> [What the task requires]: Without the pictures, return each record as it appears.

> [Data section]:
※ ※ ※
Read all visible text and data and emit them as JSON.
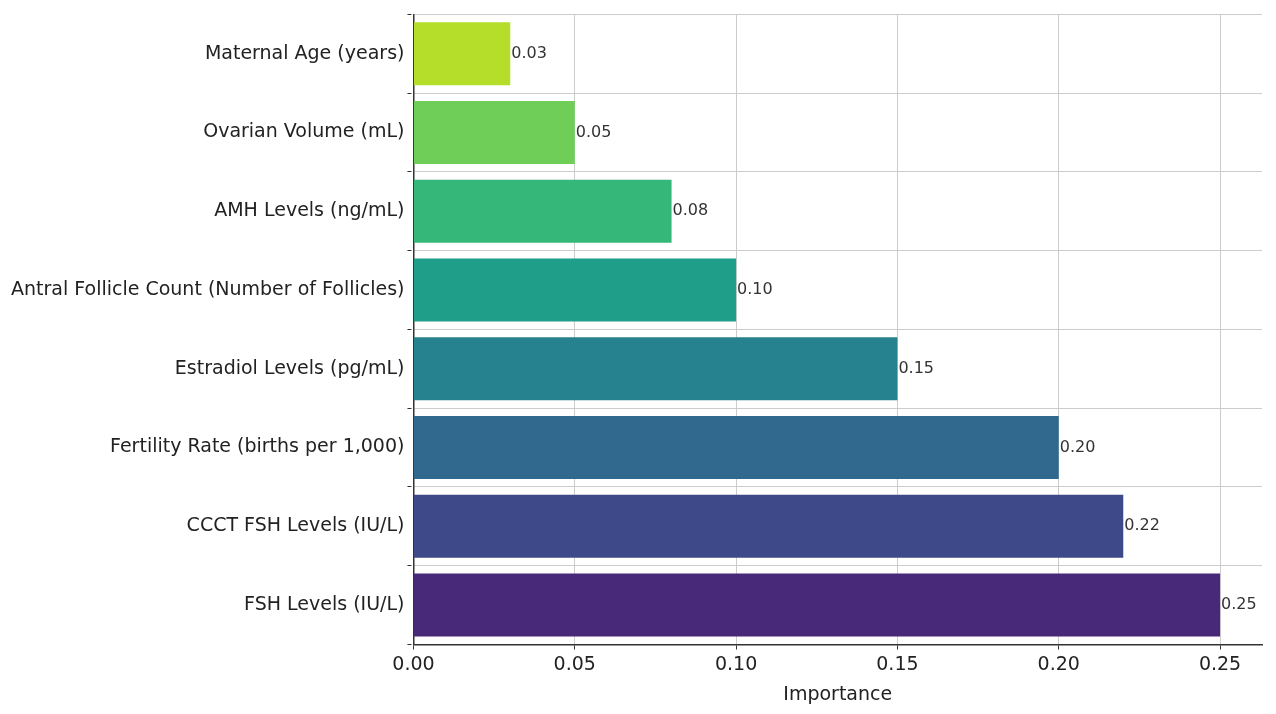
{
  "chart_data": {
    "type": "bar",
    "orientation": "horizontal",
    "xlabel": "Importance",
    "categories": [
      "Maternal Age (years)",
      "Ovarian Volume (mL)",
      "AMH Levels (ng/mL)",
      "Antral Follicle Count (Number of Follicles)",
      "Estradiol Levels (pg/mL)",
      "Fertility Rate (births per 1,000)",
      "CCCT FSH Levels (IU/L)",
      "FSH Levels (IU/L)"
    ],
    "values": [
      0.03,
      0.05,
      0.08,
      0.1,
      0.15,
      0.2,
      0.22,
      0.25
    ],
    "value_labels": [
      "0.03",
      "0.05",
      "0.08",
      "0.10",
      "0.15",
      "0.20",
      "0.22",
      "0.25"
    ],
    "colors": [
      "#b5de2b",
      "#6ece58",
      "#35b779",
      "#1f9e89",
      "#26828e",
      "#31688e",
      "#3e4989",
      "#482878"
    ],
    "xlim": [
      0,
      0.263
    ],
    "xticks": [
      {
        "value": 0,
        "label": "0.00"
      },
      {
        "value": 0.05,
        "label": "0.05"
      },
      {
        "value": 0.1,
        "label": "0.10"
      },
      {
        "value": 0.15,
        "label": "0.15"
      },
      {
        "value": 0.2,
        "label": "0.20"
      },
      {
        "value": 0.25,
        "label": "0.25"
      }
    ],
    "grid": true,
    "legend": false
  }
}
※ ※ ※
> [Response]:
Read all visible text and data and emit them as JSON.
{
  "chart_data": {
    "type": "bar",
    "orientation": "horizontal",
    "xlabel": "Importance",
    "categories": [
      "Maternal Age (years)",
      "Ovarian Volume (mL)",
      "AMH Levels (ng/mL)",
      "Antral Follicle Count (Number of Follicles)",
      "Estradiol Levels (pg/mL)",
      "Fertility Rate (births per 1,000)",
      "CCCT FSH Levels (IU/L)",
      "FSH Levels (IU/L)"
    ],
    "values": [
      0.03,
      0.05,
      0.08,
      0.1,
      0.15,
      0.2,
      0.22,
      0.25
    ],
    "value_labels": [
      "0.03",
      "0.05",
      "0.08",
      "0.10",
      "0.15",
      "0.20",
      "0.22",
      "0.25"
    ],
    "colors": [
      "#b5de2b",
      "#6ece58",
      "#35b779",
      "#1f9e89",
      "#26828e",
      "#31688e",
      "#3e4989",
      "#482878"
    ],
    "xlim": [
      0,
      0.263
    ],
    "xticks": [
      {
        "value": 0,
        "label": "0.00"
      },
      {
        "value": 0.05,
        "label": "0.05"
      },
      {
        "value": 0.1,
        "label": "0.10"
      },
      {
        "value": 0.15,
        "label": "0.15"
      },
      {
        "value": 0.2,
        "label": "0.20"
      },
      {
        "value": 0.25,
        "label": "0.25"
      }
    ],
    "grid": true,
    "legend": false
  }
}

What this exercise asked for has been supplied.